JOB = Images appear in the records below; leave them out and repeat everything else exactly.

++++++++

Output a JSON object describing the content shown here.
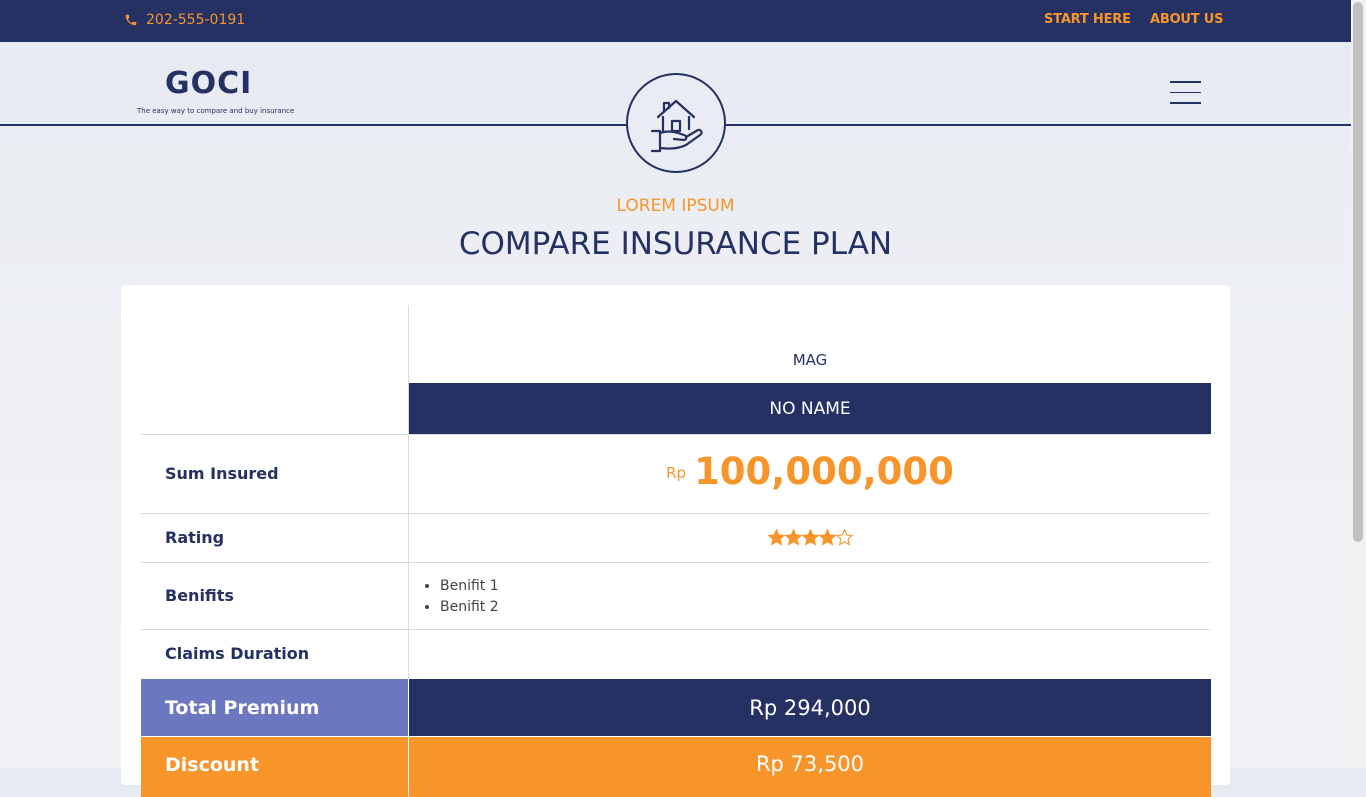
{
  "topbar": {
    "phone": "202-555-0191",
    "links": [
      "START HERE",
      "ABOUT US"
    ]
  },
  "logo": {
    "name": "GOCI",
    "tagline": "The easy way to compare and buy insurance"
  },
  "hero": {
    "eyebrow": "LOREM IPSUM",
    "title": "COMPARE INSURANCE PLAN"
  },
  "comparison": {
    "provider": "MAG",
    "plan_name": "NO NAME",
    "rows": {
      "sum_insured_label": "Sum Insured",
      "rating_label": "Rating",
      "benefits_label": "Benifits",
      "claims_label": "Claims Duration",
      "total_label": "Total Premium",
      "discount_label": "Discount"
    },
    "sum_insured_currency": "Rp",
    "sum_insured_amount": "100,000,000",
    "rating": 4,
    "rating_max": 5,
    "benefits": [
      "Benifit 1",
      "Benifit 2"
    ],
    "claims_duration": "",
    "total_premium": "Rp 294,000",
    "discount": "Rp 73,500"
  },
  "colors": {
    "navy": "#253063",
    "orange": "#f7952b",
    "periwinkle": "#6b78c0"
  },
  "icons": [
    "phone-icon",
    "house-in-hand-icon",
    "menu-icon",
    "star-icon"
  ]
}
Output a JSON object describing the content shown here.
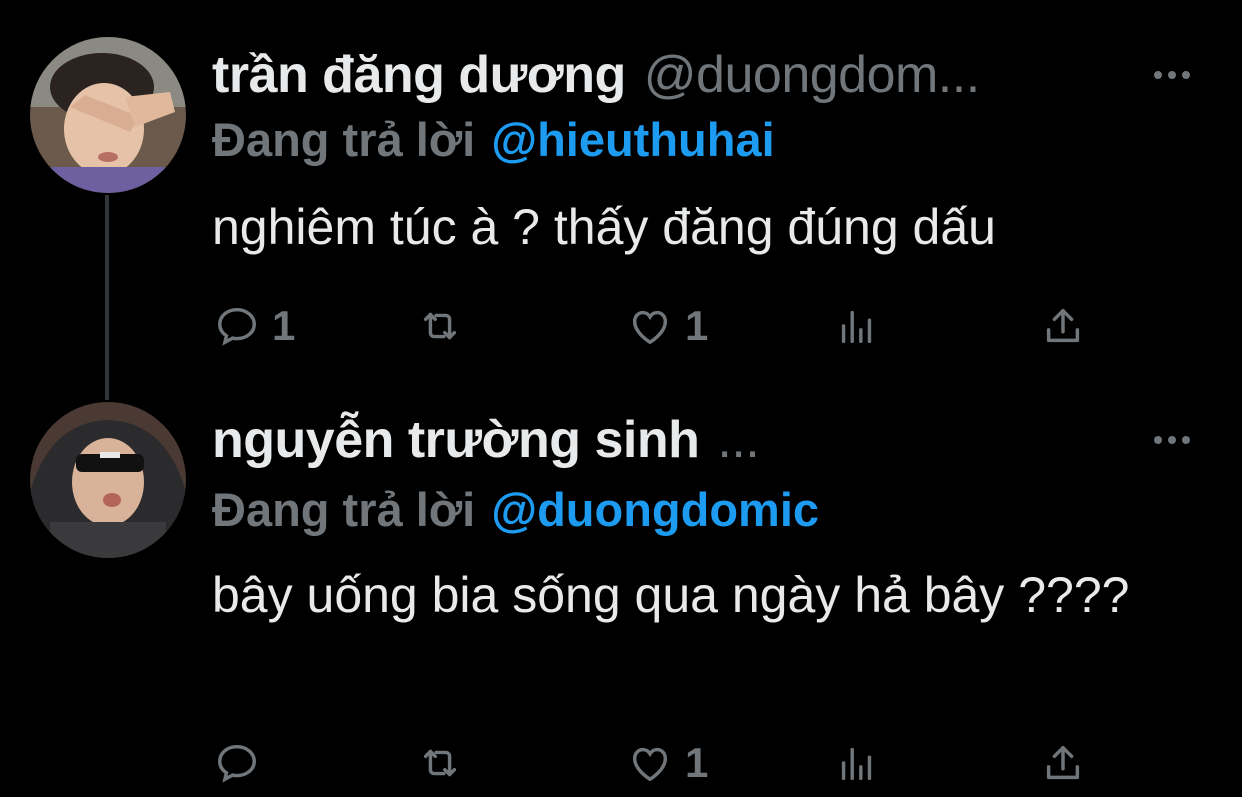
{
  "tweets": [
    {
      "display_name": "trần đăng dương",
      "handle": "@duongdom...",
      "reply_prefix": "Đang trả lời",
      "reply_to": "@hieuthuhai",
      "text": "nghiêm túc à ? thấy đăng đúng dấu",
      "actions": {
        "reply_count": "1",
        "retweet_count": "",
        "like_count": "1"
      }
    },
    {
      "display_name": "nguyễn trường sinh",
      "handle": "...",
      "reply_prefix": "Đang trả lời",
      "reply_to": "@duongdomic",
      "text": "bây uống bia sống qua ngày hả bây ????",
      "actions": {
        "reply_count": "",
        "retweet_count": "",
        "like_count": "1"
      }
    }
  ],
  "icons": {
    "reply": "reply-icon",
    "retweet": "retweet-icon",
    "like": "heart-icon",
    "views": "views-icon",
    "share": "share-icon",
    "more": "more-icon"
  },
  "colors": {
    "background": "#000000",
    "text": "#e7e9ea",
    "muted": "#71767b",
    "link": "#1d9bf0"
  }
}
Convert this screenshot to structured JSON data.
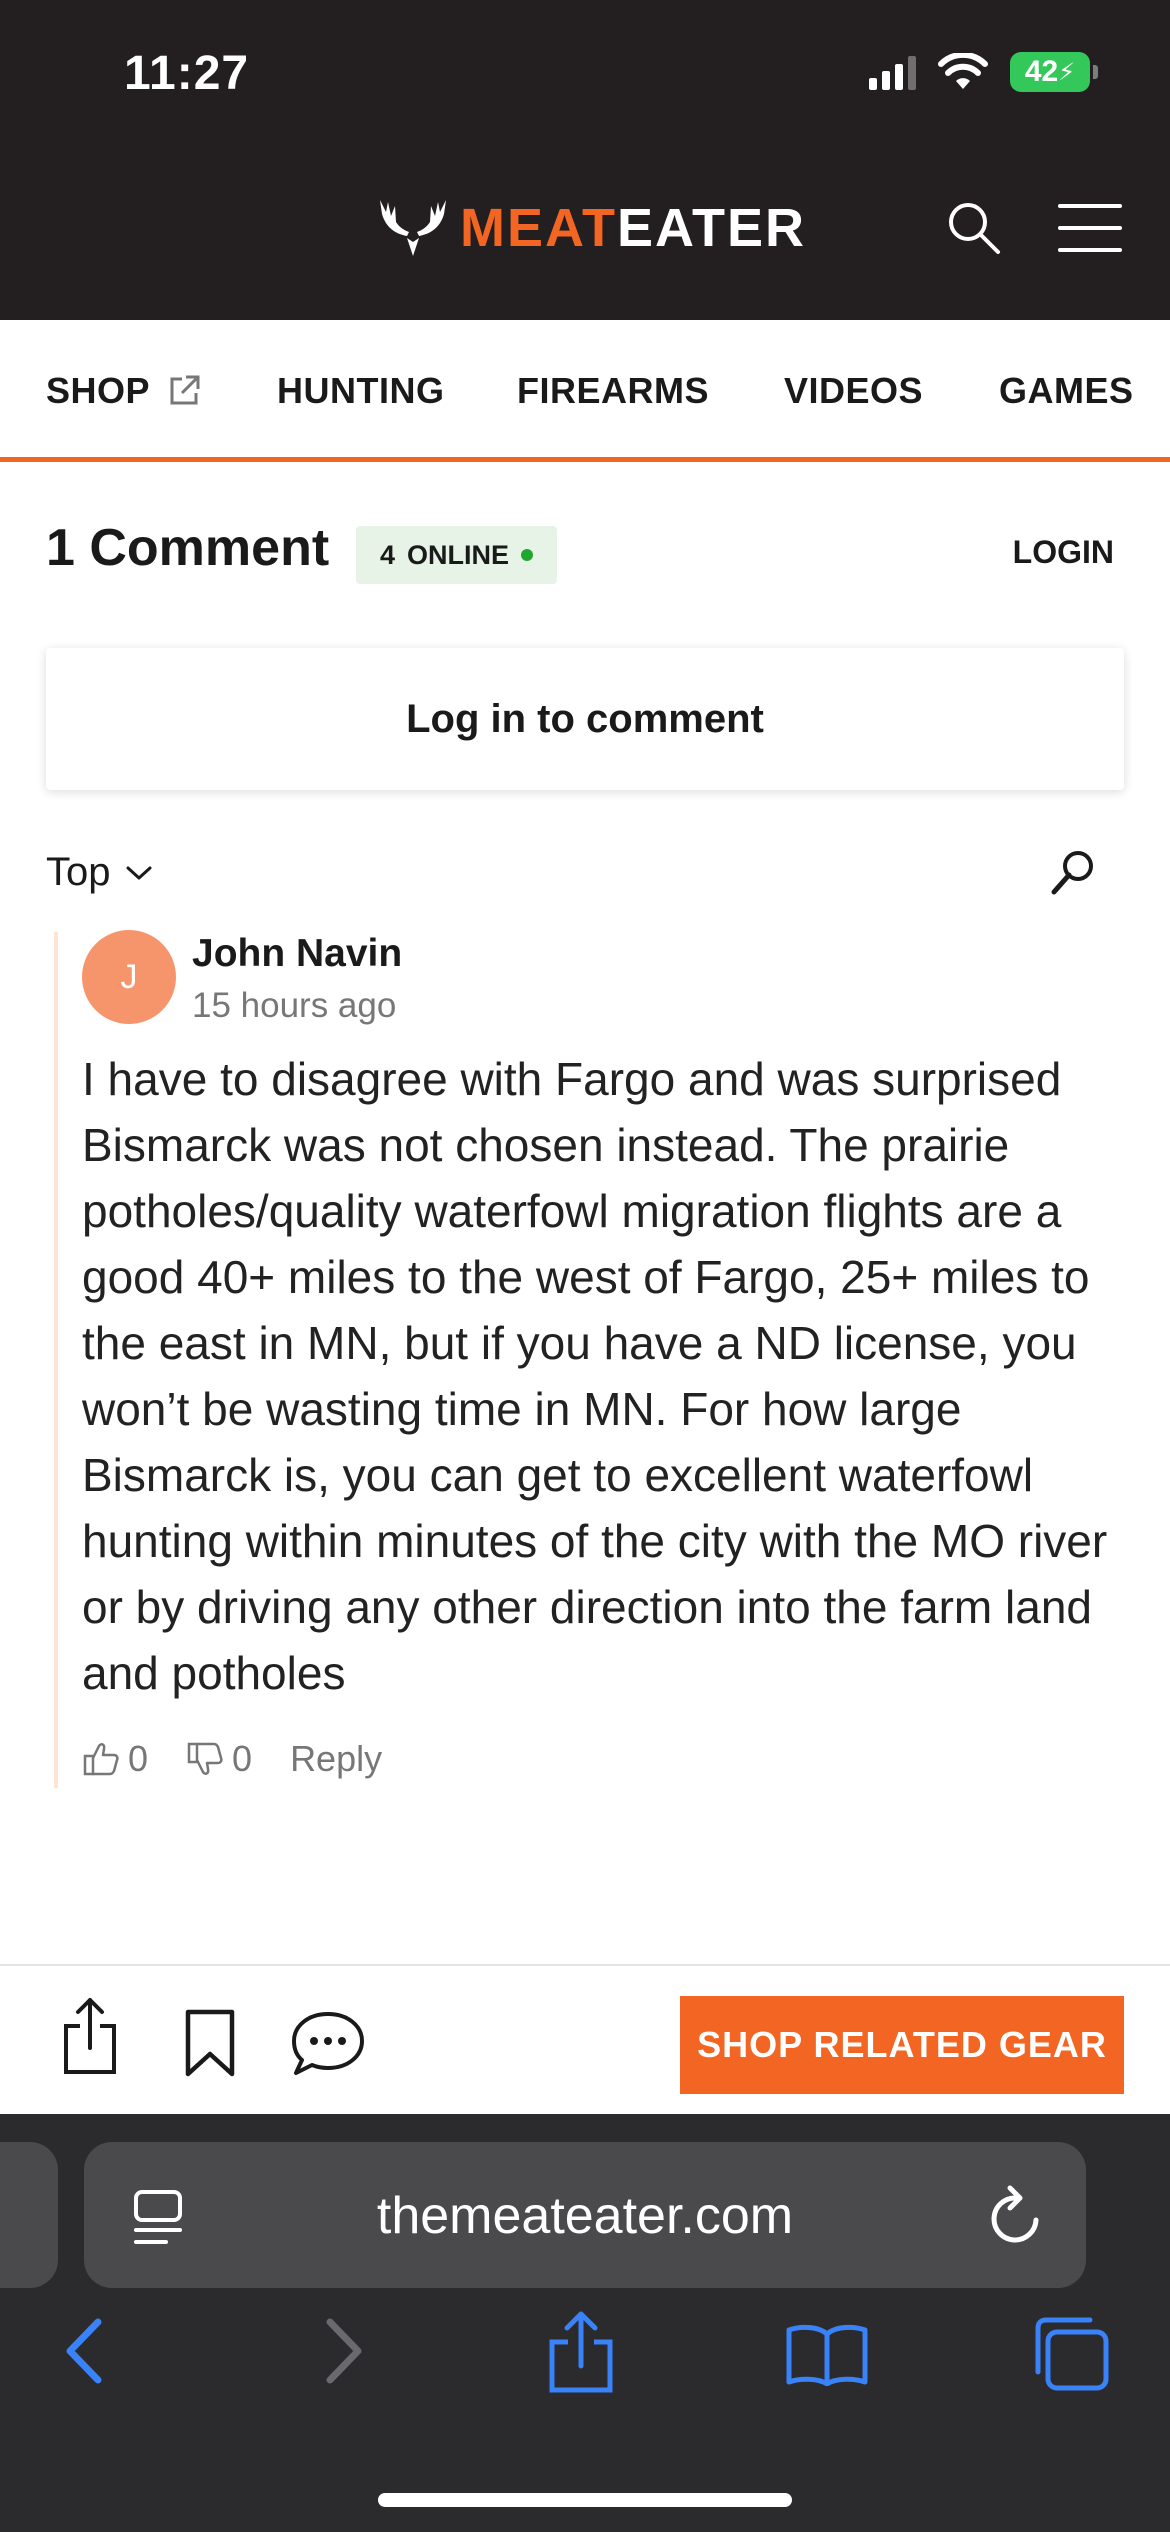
{
  "status_bar": {
    "time": "11:27",
    "battery": "42"
  },
  "header": {
    "brand_part1": "MEAT",
    "brand_part2": "EATER",
    "icons": [
      "antlers-logo-icon",
      "search-icon",
      "hamburger-menu-icon"
    ]
  },
  "nav": {
    "items": [
      {
        "label": "SHOP",
        "icon": "external-link-icon"
      },
      {
        "label": "HUNTING"
      },
      {
        "label": "FIREARMS"
      },
      {
        "label": "VIDEOS"
      },
      {
        "label": "GAMES"
      }
    ]
  },
  "comments_header": {
    "count_label": "1 Comment",
    "online_count": "4",
    "online_label": "ONLINE",
    "login": "LOGIN",
    "login_prompt": "Log in to comment"
  },
  "sort": {
    "label": "Top"
  },
  "comment": {
    "avatar_initial": "J",
    "author": "John Navin",
    "time": "15 hours ago",
    "body": "I have to disagree with Fargo and was surprised Bismarck was not chosen instead. The prairie potholes/quality waterfowl migration flights are a good 40+ miles to the west of Fargo, 25+ miles to the east in MN, but if you have a ND license, you won’t be wasting time in MN. For how large Bismarck is, you can get to excellent waterfowl hunting within minutes of the city with the MO river or by driving any other direction into the farm land and potholes",
    "upvotes": "0",
    "downvotes": "0",
    "reply": "Reply"
  },
  "page_toolbar": {
    "shop_button": "SHOP RELATED GEAR"
  },
  "browser": {
    "url": "themeateater.com"
  },
  "colors": {
    "brand_orange": "#f26522",
    "header_bg": "#231f20",
    "online_green": "#22a72e",
    "safari_blue": "#3a82f7",
    "battery_green": "#34c759"
  }
}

++++++++

THE SOLUTION =
Output a JSON object describing the content shown here.
{
  "topbar": {
    "phone": "202-555-0191",
    "links": [
      "START HERE",
      "ABOUT US"
    ]
  },
  "logo": {
    "name": "GOCI",
    "tagline": "The easy way to compare and buy insurance"
  },
  "hero": {
    "eyebrow": "LOREM IPSUM",
    "title": "COMPARE INSURANCE PLAN"
  },
  "comparison": {
    "provider": "MAG",
    "plan_name": "NO NAME",
    "rows": {
      "sum_insured_label": "Sum Insured",
      "rating_label": "Rating",
      "benefits_label": "Benifits",
      "claims_label": "Claims Duration",
      "total_label": "Total Premium",
      "discount_label": "Discount"
    },
    "sum_insured_currency": "Rp",
    "sum_insured_amount": "100,000,000",
    "rating": 4,
    "rating_max": 5,
    "benefits": [
      "Benifit 1",
      "Benifit 2"
    ],
    "claims_duration": "",
    "total_premium": "Rp 294,000",
    "discount": "Rp 73,500"
  },
  "colors": {
    "navy": "#253063",
    "orange": "#f7952b",
    "periwinkle": "#6b78c0"
  },
  "icons": [
    "phone-icon",
    "house-in-hand-icon",
    "menu-icon",
    "star-icon"
  ]
}
Output a JSON object describing the content shown here.
{
  "tweets": [
    {
      "display_name": "trần đăng dương",
      "handle": "@duongdom...",
      "reply_prefix": "Đang trả lời",
      "reply_to": "@hieuthuhai",
      "text": "nghiêm túc à ? thấy đăng đúng dấu",
      "actions": {
        "reply_count": "1",
        "retweet_count": "",
        "like_count": "1"
      }
    },
    {
      "display_name": "nguyễn trường sinh",
      "handle": "...",
      "reply_prefix": "Đang trả lời",
      "reply_to": "@duongdomic",
      "text": "bây uống bia sống qua ngày hả bây ????",
      "actions": {
        "reply_count": "",
        "retweet_count": "",
        "like_count": "1"
      }
    }
  ],
  "icons": {
    "reply": "reply-icon",
    "retweet": "retweet-icon",
    "like": "heart-icon",
    "views": "views-icon",
    "share": "share-icon",
    "more": "more-icon"
  },
  "colors": {
    "background": "#000000",
    "text": "#e7e9ea",
    "muted": "#71767b",
    "link": "#1d9bf0"
  }
}
Convert this screenshot to structured JSON data.
{
  "status_bar": {
    "time": "11:27",
    "battery": "42"
  },
  "header": {
    "brand_part1": "MEAT",
    "brand_part2": "EATER",
    "icons": [
      "antlers-logo-icon",
      "search-icon",
      "hamburger-menu-icon"
    ]
  },
  "nav": {
    "items": [
      {
        "label": "SHOP",
        "icon": "external-link-icon"
      },
      {
        "label": "HUNTING"
      },
      {
        "label": "FIREARMS"
      },
      {
        "label": "VIDEOS"
      },
      {
        "label": "GAMES"
      }
    ]
  },
  "comments_header": {
    "count_label": "1 Comment",
    "online_count": "4",
    "online_label": "ONLINE",
    "login": "LOGIN",
    "login_prompt": "Log in to comment"
  },
  "sort": {
    "label": "Top"
  },
  "comment": {
    "avatar_initial": "J",
    "author": "John Navin",
    "time": "15 hours ago",
    "body": "I have to disagree with Fargo and was surprised Bismarck was not chosen instead. The prairie potholes/quality waterfowl migration flights are a good 40+ miles to the west of Fargo, 25+ miles to the east in MN, but if you have a ND license, you won’t be wasting time in MN. For how large Bismarck is, you can get to excellent waterfowl hunting within minutes of the city with the MO river or by driving any other direction into the farm land and potholes",
    "upvotes": "0",
    "downvotes": "0",
    "reply": "Reply"
  },
  "page_toolbar": {
    "shop_button": "SHOP RELATED GEAR"
  },
  "browser": {
    "url": "themeateater.com"
  },
  "colors": {
    "brand_orange": "#f26522",
    "header_bg": "#231f20",
    "online_green": "#22a72e",
    "safari_blue": "#3a82f7",
    "battery_green": "#34c759"
  }
}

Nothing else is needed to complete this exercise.